**Given data:**
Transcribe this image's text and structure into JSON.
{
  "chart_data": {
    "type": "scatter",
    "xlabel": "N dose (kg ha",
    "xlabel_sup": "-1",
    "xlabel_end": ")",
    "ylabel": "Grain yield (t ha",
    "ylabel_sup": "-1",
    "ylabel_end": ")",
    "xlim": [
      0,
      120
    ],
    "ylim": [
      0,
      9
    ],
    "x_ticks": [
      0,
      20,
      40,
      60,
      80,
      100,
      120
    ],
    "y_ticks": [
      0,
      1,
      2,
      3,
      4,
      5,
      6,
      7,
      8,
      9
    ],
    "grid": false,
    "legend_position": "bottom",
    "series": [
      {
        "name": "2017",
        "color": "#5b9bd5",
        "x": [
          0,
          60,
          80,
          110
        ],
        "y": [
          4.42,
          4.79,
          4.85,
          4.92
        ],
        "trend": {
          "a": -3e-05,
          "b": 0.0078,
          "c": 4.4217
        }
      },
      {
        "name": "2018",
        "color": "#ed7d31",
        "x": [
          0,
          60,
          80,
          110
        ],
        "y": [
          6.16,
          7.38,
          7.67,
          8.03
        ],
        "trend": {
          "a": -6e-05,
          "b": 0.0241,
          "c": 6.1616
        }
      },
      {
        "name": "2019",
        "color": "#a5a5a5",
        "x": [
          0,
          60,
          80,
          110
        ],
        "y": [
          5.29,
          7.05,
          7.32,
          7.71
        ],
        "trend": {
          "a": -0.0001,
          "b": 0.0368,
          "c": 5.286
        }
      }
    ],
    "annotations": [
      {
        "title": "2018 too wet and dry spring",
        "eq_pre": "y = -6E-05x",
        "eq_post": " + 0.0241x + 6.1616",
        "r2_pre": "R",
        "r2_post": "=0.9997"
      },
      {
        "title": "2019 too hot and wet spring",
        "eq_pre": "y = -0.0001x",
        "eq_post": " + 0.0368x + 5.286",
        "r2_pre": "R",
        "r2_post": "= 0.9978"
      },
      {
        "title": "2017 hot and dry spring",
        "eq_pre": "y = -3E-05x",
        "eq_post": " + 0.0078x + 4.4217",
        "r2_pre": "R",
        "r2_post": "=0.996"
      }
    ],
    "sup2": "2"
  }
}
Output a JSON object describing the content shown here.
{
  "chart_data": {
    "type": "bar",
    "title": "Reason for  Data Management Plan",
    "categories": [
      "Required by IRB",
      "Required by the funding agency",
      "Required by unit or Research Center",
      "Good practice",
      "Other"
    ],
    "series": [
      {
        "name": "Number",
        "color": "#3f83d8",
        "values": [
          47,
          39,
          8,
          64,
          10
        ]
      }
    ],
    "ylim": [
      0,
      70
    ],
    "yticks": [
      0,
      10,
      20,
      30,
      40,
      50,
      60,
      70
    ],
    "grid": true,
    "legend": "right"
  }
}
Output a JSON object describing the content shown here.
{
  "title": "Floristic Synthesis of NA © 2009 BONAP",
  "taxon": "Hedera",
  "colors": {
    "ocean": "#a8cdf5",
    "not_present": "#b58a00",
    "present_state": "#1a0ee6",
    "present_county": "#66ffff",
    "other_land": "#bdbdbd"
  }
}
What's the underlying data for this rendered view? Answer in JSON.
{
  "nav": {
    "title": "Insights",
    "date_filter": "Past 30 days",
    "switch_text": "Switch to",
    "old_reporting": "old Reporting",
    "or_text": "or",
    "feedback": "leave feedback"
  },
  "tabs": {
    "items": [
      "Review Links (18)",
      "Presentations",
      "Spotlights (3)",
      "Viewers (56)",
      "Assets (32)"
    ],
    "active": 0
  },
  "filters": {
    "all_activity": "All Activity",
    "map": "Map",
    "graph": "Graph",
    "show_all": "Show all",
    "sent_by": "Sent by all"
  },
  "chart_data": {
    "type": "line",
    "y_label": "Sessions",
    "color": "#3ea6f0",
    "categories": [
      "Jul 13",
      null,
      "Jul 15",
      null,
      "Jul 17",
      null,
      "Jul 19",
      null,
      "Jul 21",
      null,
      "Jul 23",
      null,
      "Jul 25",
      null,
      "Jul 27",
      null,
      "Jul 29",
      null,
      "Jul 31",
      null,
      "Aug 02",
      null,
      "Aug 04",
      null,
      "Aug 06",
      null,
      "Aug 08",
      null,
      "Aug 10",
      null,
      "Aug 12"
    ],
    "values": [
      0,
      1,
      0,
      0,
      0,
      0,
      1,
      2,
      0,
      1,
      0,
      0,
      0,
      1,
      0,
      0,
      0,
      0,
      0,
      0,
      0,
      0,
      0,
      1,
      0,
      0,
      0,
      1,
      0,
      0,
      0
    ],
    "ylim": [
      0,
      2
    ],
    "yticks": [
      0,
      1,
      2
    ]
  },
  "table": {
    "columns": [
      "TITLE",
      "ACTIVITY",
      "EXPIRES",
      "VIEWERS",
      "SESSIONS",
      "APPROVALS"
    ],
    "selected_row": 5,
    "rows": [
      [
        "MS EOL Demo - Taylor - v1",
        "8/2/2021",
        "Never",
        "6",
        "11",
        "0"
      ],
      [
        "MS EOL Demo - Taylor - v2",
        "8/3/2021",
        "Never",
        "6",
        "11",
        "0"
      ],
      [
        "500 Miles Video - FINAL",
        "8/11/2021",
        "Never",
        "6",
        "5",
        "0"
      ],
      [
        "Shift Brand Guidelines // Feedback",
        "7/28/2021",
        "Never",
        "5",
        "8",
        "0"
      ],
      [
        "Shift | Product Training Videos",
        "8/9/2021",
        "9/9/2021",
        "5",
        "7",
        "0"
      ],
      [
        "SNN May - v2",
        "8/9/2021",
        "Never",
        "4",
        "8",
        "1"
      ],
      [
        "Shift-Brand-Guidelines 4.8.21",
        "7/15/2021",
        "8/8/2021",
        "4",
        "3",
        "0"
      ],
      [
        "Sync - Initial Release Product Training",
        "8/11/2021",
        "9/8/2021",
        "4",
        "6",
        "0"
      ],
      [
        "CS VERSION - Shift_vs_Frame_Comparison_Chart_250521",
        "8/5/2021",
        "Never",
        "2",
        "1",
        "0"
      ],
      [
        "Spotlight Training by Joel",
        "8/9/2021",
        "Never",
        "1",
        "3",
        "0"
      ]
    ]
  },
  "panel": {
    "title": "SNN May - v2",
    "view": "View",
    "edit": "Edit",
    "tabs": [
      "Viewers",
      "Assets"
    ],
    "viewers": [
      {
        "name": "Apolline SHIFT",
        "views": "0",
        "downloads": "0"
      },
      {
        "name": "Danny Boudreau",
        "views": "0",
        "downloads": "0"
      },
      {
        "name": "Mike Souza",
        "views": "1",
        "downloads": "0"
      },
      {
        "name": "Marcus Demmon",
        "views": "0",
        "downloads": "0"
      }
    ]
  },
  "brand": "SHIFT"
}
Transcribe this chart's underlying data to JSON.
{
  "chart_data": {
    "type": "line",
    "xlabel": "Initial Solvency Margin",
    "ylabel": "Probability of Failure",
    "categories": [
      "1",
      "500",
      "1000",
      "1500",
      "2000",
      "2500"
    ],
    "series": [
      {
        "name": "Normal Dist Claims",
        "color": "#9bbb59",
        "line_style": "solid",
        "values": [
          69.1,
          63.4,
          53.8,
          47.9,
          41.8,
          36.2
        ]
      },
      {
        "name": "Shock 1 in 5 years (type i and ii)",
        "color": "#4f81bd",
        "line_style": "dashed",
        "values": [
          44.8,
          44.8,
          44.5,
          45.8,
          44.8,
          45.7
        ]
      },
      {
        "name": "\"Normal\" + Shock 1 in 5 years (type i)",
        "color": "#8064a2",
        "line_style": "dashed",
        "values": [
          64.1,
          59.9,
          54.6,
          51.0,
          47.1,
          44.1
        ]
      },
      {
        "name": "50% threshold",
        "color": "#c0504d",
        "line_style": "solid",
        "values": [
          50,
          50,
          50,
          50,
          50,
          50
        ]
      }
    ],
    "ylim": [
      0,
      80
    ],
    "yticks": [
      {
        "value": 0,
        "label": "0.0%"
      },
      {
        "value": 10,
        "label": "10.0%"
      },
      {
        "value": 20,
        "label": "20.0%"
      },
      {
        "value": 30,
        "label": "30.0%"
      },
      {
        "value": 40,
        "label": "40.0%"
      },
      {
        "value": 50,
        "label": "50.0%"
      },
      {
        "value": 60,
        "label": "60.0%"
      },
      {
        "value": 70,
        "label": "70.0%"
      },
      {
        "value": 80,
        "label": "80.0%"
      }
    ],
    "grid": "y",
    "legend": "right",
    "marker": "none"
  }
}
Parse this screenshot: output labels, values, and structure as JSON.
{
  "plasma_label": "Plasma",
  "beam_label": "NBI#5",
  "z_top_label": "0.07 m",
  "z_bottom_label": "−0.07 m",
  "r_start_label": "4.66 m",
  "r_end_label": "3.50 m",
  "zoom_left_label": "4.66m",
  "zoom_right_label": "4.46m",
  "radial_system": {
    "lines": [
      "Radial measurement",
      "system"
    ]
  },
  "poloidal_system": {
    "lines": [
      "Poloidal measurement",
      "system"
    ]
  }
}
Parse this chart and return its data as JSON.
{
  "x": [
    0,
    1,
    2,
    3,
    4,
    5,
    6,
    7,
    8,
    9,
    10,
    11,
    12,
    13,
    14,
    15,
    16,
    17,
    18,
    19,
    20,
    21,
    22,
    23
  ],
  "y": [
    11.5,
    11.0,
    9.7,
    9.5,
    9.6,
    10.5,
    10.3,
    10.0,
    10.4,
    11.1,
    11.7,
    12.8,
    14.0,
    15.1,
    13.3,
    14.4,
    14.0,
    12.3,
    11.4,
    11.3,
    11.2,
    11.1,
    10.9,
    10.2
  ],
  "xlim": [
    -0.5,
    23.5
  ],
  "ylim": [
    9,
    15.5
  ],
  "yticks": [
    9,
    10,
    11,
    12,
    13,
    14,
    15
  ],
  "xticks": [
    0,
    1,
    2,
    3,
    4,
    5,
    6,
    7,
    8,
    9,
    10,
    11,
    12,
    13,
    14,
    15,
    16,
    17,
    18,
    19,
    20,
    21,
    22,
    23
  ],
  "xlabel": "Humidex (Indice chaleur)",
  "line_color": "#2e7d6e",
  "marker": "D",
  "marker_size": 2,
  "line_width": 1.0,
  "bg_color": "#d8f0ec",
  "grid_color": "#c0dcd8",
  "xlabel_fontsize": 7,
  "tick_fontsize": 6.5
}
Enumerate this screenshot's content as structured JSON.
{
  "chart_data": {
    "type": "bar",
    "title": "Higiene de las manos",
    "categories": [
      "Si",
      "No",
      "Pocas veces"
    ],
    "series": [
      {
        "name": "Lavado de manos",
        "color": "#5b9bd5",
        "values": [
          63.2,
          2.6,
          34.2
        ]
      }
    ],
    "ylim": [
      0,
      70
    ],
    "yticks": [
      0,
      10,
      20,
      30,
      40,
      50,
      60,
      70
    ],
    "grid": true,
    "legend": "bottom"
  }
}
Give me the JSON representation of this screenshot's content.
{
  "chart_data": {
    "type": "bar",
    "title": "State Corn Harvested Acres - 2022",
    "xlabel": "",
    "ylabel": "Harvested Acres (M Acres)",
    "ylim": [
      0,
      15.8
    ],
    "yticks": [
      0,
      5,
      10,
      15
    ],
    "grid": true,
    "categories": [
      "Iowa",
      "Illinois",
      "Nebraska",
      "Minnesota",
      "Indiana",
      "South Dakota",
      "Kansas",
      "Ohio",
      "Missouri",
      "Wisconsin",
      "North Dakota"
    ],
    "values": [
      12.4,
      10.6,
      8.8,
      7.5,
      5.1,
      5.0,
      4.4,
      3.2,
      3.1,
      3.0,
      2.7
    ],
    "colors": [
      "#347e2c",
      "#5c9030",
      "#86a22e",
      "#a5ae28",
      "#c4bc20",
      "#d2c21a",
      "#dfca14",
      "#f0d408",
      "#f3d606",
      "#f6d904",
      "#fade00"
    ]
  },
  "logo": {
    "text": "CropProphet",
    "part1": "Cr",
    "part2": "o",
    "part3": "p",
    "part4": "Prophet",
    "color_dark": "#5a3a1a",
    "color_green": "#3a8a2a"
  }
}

**Directions:** Gather every line from the listing above in which "Training" appears, and copy those lines.

**Result for this exercise:**
        "Shift | Product Training Videos",
        "Sync - Initial Release Product Training",
        "Spotlight Training by Joel",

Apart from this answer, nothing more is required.